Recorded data
⁂
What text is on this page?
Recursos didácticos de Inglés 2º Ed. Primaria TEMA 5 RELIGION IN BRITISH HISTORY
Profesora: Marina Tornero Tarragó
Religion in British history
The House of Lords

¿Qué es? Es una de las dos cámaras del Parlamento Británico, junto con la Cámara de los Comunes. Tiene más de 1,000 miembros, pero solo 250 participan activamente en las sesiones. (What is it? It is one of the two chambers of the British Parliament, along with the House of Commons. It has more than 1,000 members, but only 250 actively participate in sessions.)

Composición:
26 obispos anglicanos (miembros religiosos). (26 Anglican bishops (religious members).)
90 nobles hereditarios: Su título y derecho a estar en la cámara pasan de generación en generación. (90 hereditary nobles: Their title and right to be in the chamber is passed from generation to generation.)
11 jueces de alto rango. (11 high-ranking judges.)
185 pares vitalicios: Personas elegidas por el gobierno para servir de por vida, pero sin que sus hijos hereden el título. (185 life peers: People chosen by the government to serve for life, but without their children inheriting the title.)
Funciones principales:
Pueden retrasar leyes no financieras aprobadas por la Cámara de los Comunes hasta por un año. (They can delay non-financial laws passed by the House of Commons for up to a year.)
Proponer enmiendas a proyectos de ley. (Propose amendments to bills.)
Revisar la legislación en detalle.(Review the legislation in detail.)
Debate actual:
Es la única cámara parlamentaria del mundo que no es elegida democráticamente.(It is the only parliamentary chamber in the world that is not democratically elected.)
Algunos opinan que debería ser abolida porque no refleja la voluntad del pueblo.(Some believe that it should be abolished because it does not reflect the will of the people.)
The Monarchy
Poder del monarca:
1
⁂
GOAL — Set down the entries verbatim, leaving none out.

SOLUTION FOR THIS TASK —
What text is on this page?
Recursos didácticos de Inglés 2º Ed. Primaria TEMA 5 RELIGION IN BRITISH HISTORY
Profesora: Marina Tornero Tarragó
Religion in British history
The House of Lords

¿Qué es? Es una de las dos cámaras del Parlamento Británico, junto con la Cámara de los Comunes. Tiene más de 1,000 miembros, pero solo 250 participan activamente en las sesiones. (What is it? It is one of the two chambers of the British Parliament, along with the House of Commons. It has more than 1,000 members, but only 250 actively participate in sessions.)

Composición:
26 obispos anglicanos (miembros religiosos). (26 Anglican bishops (religious members).)
90 nobles hereditarios: Su título y derecho a estar en la cámara pasan de generación en generación. (90 hereditary nobles: Their title and right to be in the chamber is passed from generation to generation.)
11 jueces de alto rango. (11 high-ranking judges.)
185 pares vitalicios: Personas elegidas por el gobierno para servir de por vida, pero sin que sus hijos hereden el título. (185 life peers: People chosen by the government to serve for life, but without their children inheriting the title.)
Funciones principales:
Pueden retrasar leyes no financieras aprobadas por la Cámara de los Comunes hasta por un año. (They can delay non-financial laws passed by the House of Commons for up to a year.)
Proponer enmiendas a proyectos de ley. (Propose amendments to bills.)
Revisar la legislación en detalle.(Review the legislation in detail.)
Debate actual:
Es la única cámara parlamentaria del mundo que no es elegida democráticamente.(It is the only parliamentary chamber in the world that is not democratically elected.)
Algunos opinan que debería ser abolida porque no refleja la voluntad del pueblo.(Some believe that it should be abolished because it does not reflect the will of the people.)
The Monarchy
Poder del monarca:
1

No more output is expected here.